start

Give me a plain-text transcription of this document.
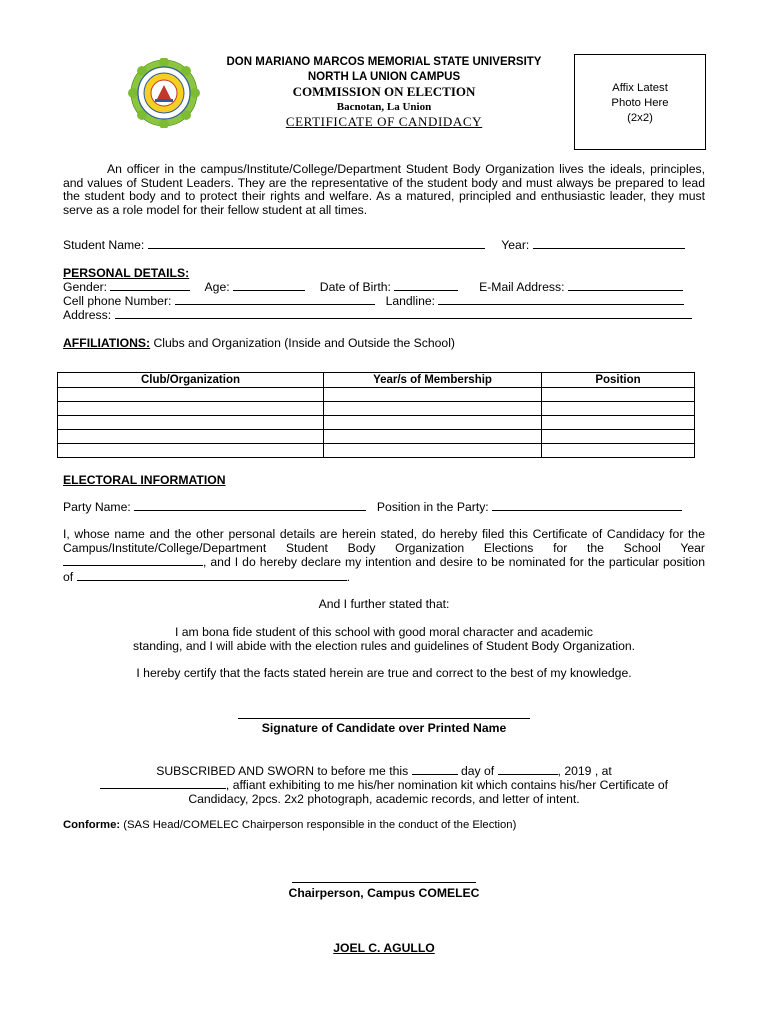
DON MARIANO MARCOS MEMORIAL STATE UNIVERSITY
NORTH LA UNION CAMPUS
COMMISSION ON ELECTION
Bacnotan, La Union
CERTIFICATE OF CANDIDACY
Affix Latest
Photo Here
(2x2)
An officer in the campus/Institute/College/Department Student Body Organization lives the ideals, principles, and values of Student Leaders. They are the representative of the student body and must always be prepared to lead the student body and to protect their rights and welfare. As a matured, principled and enthusiastic leader, they must serve as a role model for their fellow student at all times.
Student Name:	Year:
PERSONAL DETAILS:
Gender:	Age:	Date of Birth:	E-Mail Address:
Cell phone Number:	Landline:
Address:
AFFILIATIONS: Clubs and Organization (Inside and Outside the School)
Club/Organization	Year/s of Membership	Position

ELECTORAL INFORMATION
Party Name:	Position in the Party:
I, whose name and the other personal details are herein stated, do hereby filed this Certificate of Candidacy for the Campus/Institute/College/Department Student Body Organization Elections for the School Year , and I do hereby declare my intention and desire to be nominated for the particular position of	.
And I further stated that:
I am bona fide student of this school with good moral character and academic
standing, and I will abide with the election rules and guidelines of Student Body Organization.
I hereby certify that the facts stated herein are true and correct to the best of my knowledge.
Signature of Candidate over Printed Name
SUBSCRIBED AND SWORN to before me this	day of	, 2019 , at
, affiant exhibiting to me his/her nomination kit which contains his/her Certificate of
Candidacy, 2pcs. 2x2 photograph, academic records, and letter of intent.
Conforme: (SAS Head/COMELEC Chairperson responsible in the conduct of the Election)
Chairperson, Campus COMELEC
JOEL C. AGULLO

end

▶ [INSTRUCTION]
Look through the records and gather every line containing "Year".

▶ [OUTPUT FOR THIS EXERCISE]
Student Name:	Year:
Club/Organization	Year/s of Membership	Position
I, whose name and the other personal details are herein stated, do hereby filed this Certificate of Candidacy for the Campus/Institute/College/Department Student Body Organization Elections for the School Year , and I do hereby declare my intention and desire to be nominated for the particular position of	.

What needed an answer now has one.